PROBLEM TO SOLVE: Please extract every line of the material below verbatim, leaving the pictures out of your answer.

DATASET ENTRIES:
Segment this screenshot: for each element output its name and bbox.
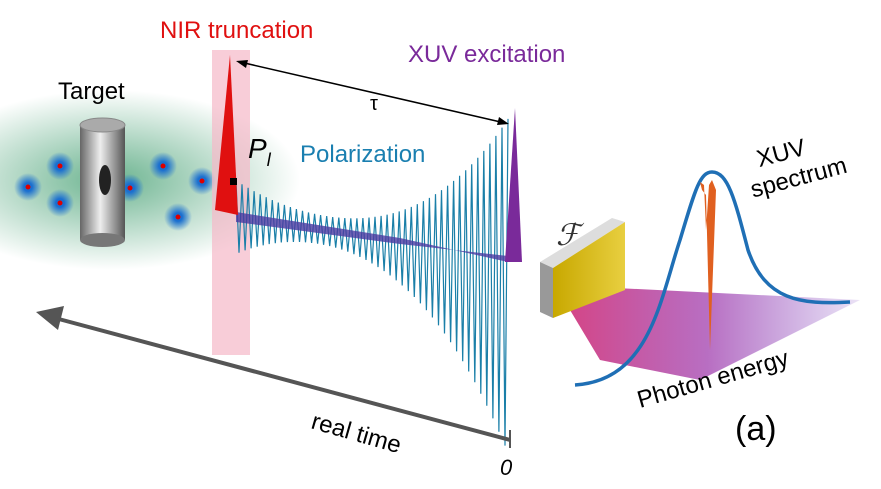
filter-plate [540,218,625,318]
time-axis [36,306,511,448]
nir-label: NIR truncation [160,17,313,44]
pl-marker [230,178,237,185]
polarization-wave [235,118,509,446]
pl-label: Pl [248,133,272,170]
wave-oscillation [235,118,509,446]
xuv-pulse [505,108,522,262]
tau-arrow [236,60,509,125]
pl-sub: l [267,150,272,170]
nir-pulse [215,55,238,215]
xuv-excitation-label: XUV excitation [408,41,565,68]
zero-label: 0 [500,455,513,480]
real-time-label: real time [308,408,404,459]
atom-nuclei [25,163,205,220]
target-label: Target [58,78,125,105]
xuv-spectrum-curve [574,170,851,387]
panel-label: (a) [735,410,777,448]
polarization-label: Polarization [300,141,425,168]
gas-cloud [0,90,300,270]
absorption-line [700,180,716,350]
tau-label: τ [370,93,378,115]
pl-main: P [248,133,267,164]
spectrum-title: XUV spectrum [748,134,850,204]
wave-envelope [236,212,508,262]
target-cylinder [79,117,126,247]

THE RESULT:
Segment this screenshot: for each element output its name and bbox.
filter-plate [540,218,625,318]
time-axis [36,306,511,448]
nir-label: NIR truncation [160,17,313,44]
pl-marker [230,178,237,185]
polarization-wave [235,118,509,446]
pl-label: Pl [248,133,272,170]
wave-oscillation [235,118,509,446]
xuv-pulse [505,108,522,262]
tau-arrow [236,60,509,125]
pl-sub: l [267,150,272,170]
nir-pulse [215,55,238,215]
xuv-excitation-label: XUV excitation [408,41,565,68]
zero-label: 0 [500,455,513,480]
real-time-label: real time [308,408,404,459]
atom-nuclei [25,163,205,220]
target-label: Target [58,78,125,105]
xuv-spectrum-curve [574,170,851,387]
panel-label: (a) [735,410,777,448]
polarization-label: Polarization [300,141,425,168]
gas-cloud [0,90,300,270]
absorption-line [700,180,716,350]
tau-label: τ [370,93,378,115]
pl-main: P [248,133,267,164]
spectrum-title: XUV spectrum [748,134,850,204]
wave-envelope [236,212,508,262]
target-cylinder [79,117,126,247]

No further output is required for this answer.